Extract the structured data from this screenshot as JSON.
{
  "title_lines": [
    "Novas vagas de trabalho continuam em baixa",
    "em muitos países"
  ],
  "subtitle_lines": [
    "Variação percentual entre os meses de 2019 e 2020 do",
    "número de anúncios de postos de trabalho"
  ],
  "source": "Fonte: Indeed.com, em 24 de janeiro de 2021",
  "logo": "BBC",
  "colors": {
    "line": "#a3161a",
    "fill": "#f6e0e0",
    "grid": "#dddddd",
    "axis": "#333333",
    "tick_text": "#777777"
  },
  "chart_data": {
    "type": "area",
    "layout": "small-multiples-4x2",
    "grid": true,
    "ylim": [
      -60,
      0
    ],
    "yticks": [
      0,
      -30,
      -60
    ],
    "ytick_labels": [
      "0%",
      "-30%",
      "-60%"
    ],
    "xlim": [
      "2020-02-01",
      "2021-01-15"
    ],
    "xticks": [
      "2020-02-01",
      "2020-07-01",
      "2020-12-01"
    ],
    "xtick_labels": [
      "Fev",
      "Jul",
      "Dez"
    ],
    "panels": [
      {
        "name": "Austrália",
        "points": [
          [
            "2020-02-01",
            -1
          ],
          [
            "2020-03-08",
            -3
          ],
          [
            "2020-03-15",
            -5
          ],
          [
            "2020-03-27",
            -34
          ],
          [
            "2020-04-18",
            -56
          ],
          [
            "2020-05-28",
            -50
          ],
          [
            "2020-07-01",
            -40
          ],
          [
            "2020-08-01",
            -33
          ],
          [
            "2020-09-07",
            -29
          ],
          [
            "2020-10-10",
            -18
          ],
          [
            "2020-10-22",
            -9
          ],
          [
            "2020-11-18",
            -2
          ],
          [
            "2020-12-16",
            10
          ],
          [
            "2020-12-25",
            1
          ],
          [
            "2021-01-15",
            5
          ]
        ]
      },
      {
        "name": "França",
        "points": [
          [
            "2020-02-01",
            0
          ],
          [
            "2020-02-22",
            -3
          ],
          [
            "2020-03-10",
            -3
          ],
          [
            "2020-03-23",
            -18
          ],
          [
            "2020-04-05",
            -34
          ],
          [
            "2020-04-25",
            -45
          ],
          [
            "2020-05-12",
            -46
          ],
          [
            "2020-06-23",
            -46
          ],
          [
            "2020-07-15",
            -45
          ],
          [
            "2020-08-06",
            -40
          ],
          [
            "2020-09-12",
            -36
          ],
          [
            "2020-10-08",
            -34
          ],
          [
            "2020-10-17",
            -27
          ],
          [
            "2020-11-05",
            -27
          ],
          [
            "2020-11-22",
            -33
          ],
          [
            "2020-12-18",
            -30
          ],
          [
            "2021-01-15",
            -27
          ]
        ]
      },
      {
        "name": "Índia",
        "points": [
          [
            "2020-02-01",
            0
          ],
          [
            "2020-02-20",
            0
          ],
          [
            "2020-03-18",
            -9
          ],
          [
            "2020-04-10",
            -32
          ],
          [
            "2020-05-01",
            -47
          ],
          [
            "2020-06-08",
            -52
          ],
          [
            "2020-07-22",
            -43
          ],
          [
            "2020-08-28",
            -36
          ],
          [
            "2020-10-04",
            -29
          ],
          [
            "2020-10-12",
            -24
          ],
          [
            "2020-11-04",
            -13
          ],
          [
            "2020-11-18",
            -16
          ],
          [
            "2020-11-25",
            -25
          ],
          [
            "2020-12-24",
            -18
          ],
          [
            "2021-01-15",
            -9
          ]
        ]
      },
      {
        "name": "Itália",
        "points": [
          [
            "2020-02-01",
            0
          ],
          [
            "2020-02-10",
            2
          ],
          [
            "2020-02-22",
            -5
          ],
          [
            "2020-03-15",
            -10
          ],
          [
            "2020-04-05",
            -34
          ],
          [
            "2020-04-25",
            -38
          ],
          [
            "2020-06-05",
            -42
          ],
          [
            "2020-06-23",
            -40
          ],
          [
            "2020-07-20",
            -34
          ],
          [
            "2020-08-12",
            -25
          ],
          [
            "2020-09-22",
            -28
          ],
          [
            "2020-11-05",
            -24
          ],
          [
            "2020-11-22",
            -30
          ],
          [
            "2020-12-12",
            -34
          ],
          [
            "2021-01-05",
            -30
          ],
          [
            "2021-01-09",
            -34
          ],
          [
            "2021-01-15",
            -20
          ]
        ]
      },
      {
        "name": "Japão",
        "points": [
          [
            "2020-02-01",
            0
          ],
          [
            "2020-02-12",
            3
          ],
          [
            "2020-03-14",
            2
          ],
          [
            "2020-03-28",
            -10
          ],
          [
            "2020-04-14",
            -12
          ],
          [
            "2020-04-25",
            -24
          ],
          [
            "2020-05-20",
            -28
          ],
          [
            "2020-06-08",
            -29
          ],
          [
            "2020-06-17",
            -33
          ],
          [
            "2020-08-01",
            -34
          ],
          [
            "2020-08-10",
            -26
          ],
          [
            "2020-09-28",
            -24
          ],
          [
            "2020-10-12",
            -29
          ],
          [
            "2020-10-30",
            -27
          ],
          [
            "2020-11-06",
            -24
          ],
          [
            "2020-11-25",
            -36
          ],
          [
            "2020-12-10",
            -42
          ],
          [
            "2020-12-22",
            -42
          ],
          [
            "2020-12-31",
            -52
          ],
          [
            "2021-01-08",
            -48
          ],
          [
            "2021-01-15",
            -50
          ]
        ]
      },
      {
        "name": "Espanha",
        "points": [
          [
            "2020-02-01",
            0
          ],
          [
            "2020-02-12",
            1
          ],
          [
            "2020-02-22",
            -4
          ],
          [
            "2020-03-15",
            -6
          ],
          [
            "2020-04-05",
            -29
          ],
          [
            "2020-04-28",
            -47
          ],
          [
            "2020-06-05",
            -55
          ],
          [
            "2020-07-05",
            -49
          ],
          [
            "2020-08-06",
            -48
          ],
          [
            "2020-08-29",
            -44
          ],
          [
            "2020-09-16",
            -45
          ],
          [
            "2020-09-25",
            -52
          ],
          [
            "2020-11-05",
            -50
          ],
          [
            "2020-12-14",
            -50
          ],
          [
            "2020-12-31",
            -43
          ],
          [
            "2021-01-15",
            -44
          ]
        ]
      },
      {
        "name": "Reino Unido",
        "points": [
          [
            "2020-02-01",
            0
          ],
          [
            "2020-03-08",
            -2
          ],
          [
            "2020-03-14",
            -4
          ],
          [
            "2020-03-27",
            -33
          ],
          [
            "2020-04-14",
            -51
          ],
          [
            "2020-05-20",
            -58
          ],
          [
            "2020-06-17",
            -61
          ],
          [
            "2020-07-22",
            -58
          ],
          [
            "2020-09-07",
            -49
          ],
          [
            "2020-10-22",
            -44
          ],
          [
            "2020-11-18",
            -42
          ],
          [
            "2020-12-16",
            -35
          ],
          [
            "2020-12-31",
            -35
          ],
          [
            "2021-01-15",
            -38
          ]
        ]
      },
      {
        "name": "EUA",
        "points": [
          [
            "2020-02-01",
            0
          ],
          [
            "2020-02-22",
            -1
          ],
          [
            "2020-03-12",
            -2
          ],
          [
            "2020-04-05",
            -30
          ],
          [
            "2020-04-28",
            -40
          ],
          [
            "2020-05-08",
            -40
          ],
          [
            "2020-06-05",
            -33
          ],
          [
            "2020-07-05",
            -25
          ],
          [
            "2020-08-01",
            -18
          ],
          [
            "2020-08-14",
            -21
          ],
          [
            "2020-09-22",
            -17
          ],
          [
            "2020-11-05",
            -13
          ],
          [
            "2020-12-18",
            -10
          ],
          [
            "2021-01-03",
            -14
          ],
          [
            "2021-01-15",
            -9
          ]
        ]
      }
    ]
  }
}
--------------------
• **EXERCISE**
Your task is to quote the listing above word for word.

• **RESULT FOR THIS TASK**
Extract the structured data from this screenshot as JSON.
{
  "title_lines": [
    "Novas vagas de trabalho continuam em baixa",
    "em muitos países"
  ],
  "subtitle_lines": [
    "Variação percentual entre os meses de 2019 e 2020 do",
    "número de anúncios de postos de trabalho"
  ],
  "source": "Fonte: Indeed.com, em 24 de janeiro de 2021",
  "logo": "BBC",
  "colors": {
    "line": "#a3161a",
    "fill": "#f6e0e0",
    "grid": "#dddddd",
    "axis": "#333333",
    "tick_text": "#777777"
  },
  "chart_data": {
    "type": "area",
    "layout": "small-multiples-4x2",
    "grid": true,
    "ylim": [
      -60,
      0
    ],
    "yticks": [
      0,
      -30,
      -60
    ],
    "ytick_labels": [
      "0%",
      "-30%",
      "-60%"
    ],
    "xlim": [
      "2020-02-01",
      "2021-01-15"
    ],
    "xticks": [
      "2020-02-01",
      "2020-07-01",
      "2020-12-01"
    ],
    "xtick_labels": [
      "Fev",
      "Jul",
      "Dez"
    ],
    "panels": [
      {
        "name": "Austrália",
        "points": [
          [
            "2020-02-01",
            -1
          ],
          [
            "2020-03-08",
            -3
          ],
          [
            "2020-03-15",
            -5
          ],
          [
            "2020-03-27",
            -34
          ],
          [
            "2020-04-18",
            -56
          ],
          [
            "2020-05-28",
            -50
          ],
          [
            "2020-07-01",
            -40
          ],
          [
            "2020-08-01",
            -33
          ],
          [
            "2020-09-07",
            -29
          ],
          [
            "2020-10-10",
            -18
          ],
          [
            "2020-10-22",
            -9
          ],
          [
            "2020-11-18",
            -2
          ],
          [
            "2020-12-16",
            10
          ],
          [
            "2020-12-25",
            1
          ],
          [
            "2021-01-15",
            5
          ]
        ]
      },
      {
        "name": "França",
        "points": [
          [
            "2020-02-01",
            0
          ],
          [
            "2020-02-22",
            -3
          ],
          [
            "2020-03-10",
            -3
          ],
          [
            "2020-03-23",
            -18
          ],
          [
            "2020-04-05",
            -34
          ],
          [
            "2020-04-25",
            -45
          ],
          [
            "2020-05-12",
            -46
          ],
          [
            "2020-06-23",
            -46
          ],
          [
            "2020-07-15",
            -45
          ],
          [
            "2020-08-06",
            -40
          ],
          [
            "2020-09-12",
            -36
          ],
          [
            "2020-10-08",
            -34
          ],
          [
            "2020-10-17",
            -27
          ],
          [
            "2020-11-05",
            -27
          ],
          [
            "2020-11-22",
            -33
          ],
          [
            "2020-12-18",
            -30
          ],
          [
            "2021-01-15",
            -27
          ]
        ]
      },
      {
        "name": "Índia",
        "points": [
          [
            "2020-02-01",
            0
          ],
          [
            "2020-02-20",
            0
          ],
          [
            "2020-03-18",
            -9
          ],
          [
            "2020-04-10",
            -32
          ],
          [
            "2020-05-01",
            -47
          ],
          [
            "2020-06-08",
            -52
          ],
          [
            "2020-07-22",
            -43
          ],
          [
            "2020-08-28",
            -36
          ],
          [
            "2020-10-04",
            -29
          ],
          [
            "2020-10-12",
            -24
          ],
          [
            "2020-11-04",
            -13
          ],
          [
            "2020-11-18",
            -16
          ],
          [
            "2020-11-25",
            -25
          ],
          [
            "2020-12-24",
            -18
          ],
          [
            "2021-01-15",
            -9
          ]
        ]
      },
      {
        "name": "Itália",
        "points": [
          [
            "2020-02-01",
            0
          ],
          [
            "2020-02-10",
            2
          ],
          [
            "2020-02-22",
            -5
          ],
          [
            "2020-03-15",
            -10
          ],
          [
            "2020-04-05",
            -34
          ],
          [
            "2020-04-25",
            -38
          ],
          [
            "2020-06-05",
            -42
          ],
          [
            "2020-06-23",
            -40
          ],
          [
            "2020-07-20",
            -34
          ],
          [
            "2020-08-12",
            -25
          ],
          [
            "2020-09-22",
            -28
          ],
          [
            "2020-11-05",
            -24
          ],
          [
            "2020-11-22",
            -30
          ],
          [
            "2020-12-12",
            -34
          ],
          [
            "2021-01-05",
            -30
          ],
          [
            "2021-01-09",
            -34
          ],
          [
            "2021-01-15",
            -20
          ]
        ]
      },
      {
        "name": "Japão",
        "points": [
          [
            "2020-02-01",
            0
          ],
          [
            "2020-02-12",
            3
          ],
          [
            "2020-03-14",
            2
          ],
          [
            "2020-03-28",
            -10
          ],
          [
            "2020-04-14",
            -12
          ],
          [
            "2020-04-25",
            -24
          ],
          [
            "2020-05-20",
            -28
          ],
          [
            "2020-06-08",
            -29
          ],
          [
            "2020-06-17",
            -33
          ],
          [
            "2020-08-01",
            -34
          ],
          [
            "2020-08-10",
            -26
          ],
          [
            "2020-09-28",
            -24
          ],
          [
            "2020-10-12",
            -29
          ],
          [
            "2020-10-30",
            -27
          ],
          [
            "2020-11-06",
            -24
          ],
          [
            "2020-11-25",
            -36
          ],
          [
            "2020-12-10",
            -42
          ],
          [
            "2020-12-22",
            -42
          ],
          [
            "2020-12-31",
            -52
          ],
          [
            "2021-01-08",
            -48
          ],
          [
            "2021-01-15",
            -50
          ]
        ]
      },
      {
        "name": "Espanha",
        "points": [
          [
            "2020-02-01",
            0
          ],
          [
            "2020-02-12",
            1
          ],
          [
            "2020-02-22",
            -4
          ],
          [
            "2020-03-15",
            -6
          ],
          [
            "2020-04-05",
            -29
          ],
          [
            "2020-04-28",
            -47
          ],
          [
            "2020-06-05",
            -55
          ],
          [
            "2020-07-05",
            -49
          ],
          [
            "2020-08-06",
            -48
          ],
          [
            "2020-08-29",
            -44
          ],
          [
            "2020-09-16",
            -45
          ],
          [
            "2020-09-25",
            -52
          ],
          [
            "2020-11-05",
            -50
          ],
          [
            "2020-12-14",
            -50
          ],
          [
            "2020-12-31",
            -43
          ],
          [
            "2021-01-15",
            -44
          ]
        ]
      },
      {
        "name": "Reino Unido",
        "points": [
          [
            "2020-02-01",
            0
          ],
          [
            "2020-03-08",
            -2
          ],
          [
            "2020-03-14",
            -4
          ],
          [
            "2020-03-27",
            -33
          ],
          [
            "2020-04-14",
            -51
          ],
          [
            "2020-05-20",
            -58
          ],
          [
            "2020-06-17",
            -61
          ],
          [
            "2020-07-22",
            -58
          ],
          [
            "2020-09-07",
            -49
          ],
          [
            "2020-10-22",
            -44
          ],
          [
            "2020-11-18",
            -42
          ],
          [
            "2020-12-16",
            -35
          ],
          [
            "2020-12-31",
            -35
          ],
          [
            "2021-01-15",
            -38
          ]
        ]
      },
      {
        "name": "EUA",
        "points": [
          [
            "2020-02-01",
            0
          ],
          [
            "2020-02-22",
            -1
          ],
          [
            "2020-03-12",
            -2
          ],
          [
            "2020-04-05",
            -30
          ],
          [
            "2020-04-28",
            -40
          ],
          [
            "2020-05-08",
            -40
          ],
          [
            "2020-06-05",
            -33
          ],
          [
            "2020-07-05",
            -25
          ],
          [
            "2020-08-01",
            -18
          ],
          [
            "2020-08-14",
            -21
          ],
          [
            "2020-09-22",
            -17
          ],
          [
            "2020-11-05",
            -13
          ],
          [
            "2020-12-18",
            -10
          ],
          [
            "2021-01-03",
            -14
          ],
          [
            "2021-01-15",
            -9
          ]
        ]
      }
    ]
  }
}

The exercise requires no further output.